Stored data

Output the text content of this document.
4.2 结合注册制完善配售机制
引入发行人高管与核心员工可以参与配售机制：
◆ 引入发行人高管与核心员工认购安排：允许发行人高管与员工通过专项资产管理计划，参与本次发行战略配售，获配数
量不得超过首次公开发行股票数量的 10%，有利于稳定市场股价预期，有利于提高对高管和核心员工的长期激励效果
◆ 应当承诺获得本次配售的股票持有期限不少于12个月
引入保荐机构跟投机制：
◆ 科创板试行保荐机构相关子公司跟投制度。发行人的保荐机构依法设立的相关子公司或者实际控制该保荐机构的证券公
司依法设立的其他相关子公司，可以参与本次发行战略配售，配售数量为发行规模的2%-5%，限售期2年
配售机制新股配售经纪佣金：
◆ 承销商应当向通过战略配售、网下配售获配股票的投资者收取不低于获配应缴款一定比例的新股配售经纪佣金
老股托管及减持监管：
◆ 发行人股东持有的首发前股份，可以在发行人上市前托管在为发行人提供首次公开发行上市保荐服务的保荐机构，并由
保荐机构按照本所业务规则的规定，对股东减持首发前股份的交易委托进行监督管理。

_What is expected_
Please output every record, keeping each line exact.

_Problem solution_
Output the text content of this document.
4.2 结合注册制完善配售机制
引入发行人高管与核心员工可以参与配售机制：
◆ 引入发行人高管与核心员工认购安排：允许发行人高管与员工通过专项资产管理计划，参与本次发行战略配售，获配数
量不得超过首次公开发行股票数量的 10%，有利于稳定市场股价预期，有利于提高对高管和核心员工的长期激励效果
◆ 应当承诺获得本次配售的股票持有期限不少于12个月
引入保荐机构跟投机制：
◆ 科创板试行保荐机构相关子公司跟投制度。发行人的保荐机构依法设立的相关子公司或者实际控制该保荐机构的证券公
司依法设立的其他相关子公司，可以参与本次发行战略配售，配售数量为发行规模的2%-5%，限售期2年
配售机制新股配售经纪佣金：
◆ 承销商应当向通过战略配售、网下配售获配股票的投资者收取不低于获配应缴款一定比例的新股配售经纪佣金
老股托管及减持监管：
◆ 发行人股东持有的首发前股份，可以在发行人上市前托管在为发行人提供首次公开发行上市保荐服务的保荐机构，并由
保荐机构按照本所业务规则的规定，对股东减持首发前股份的交易委托进行监督管理。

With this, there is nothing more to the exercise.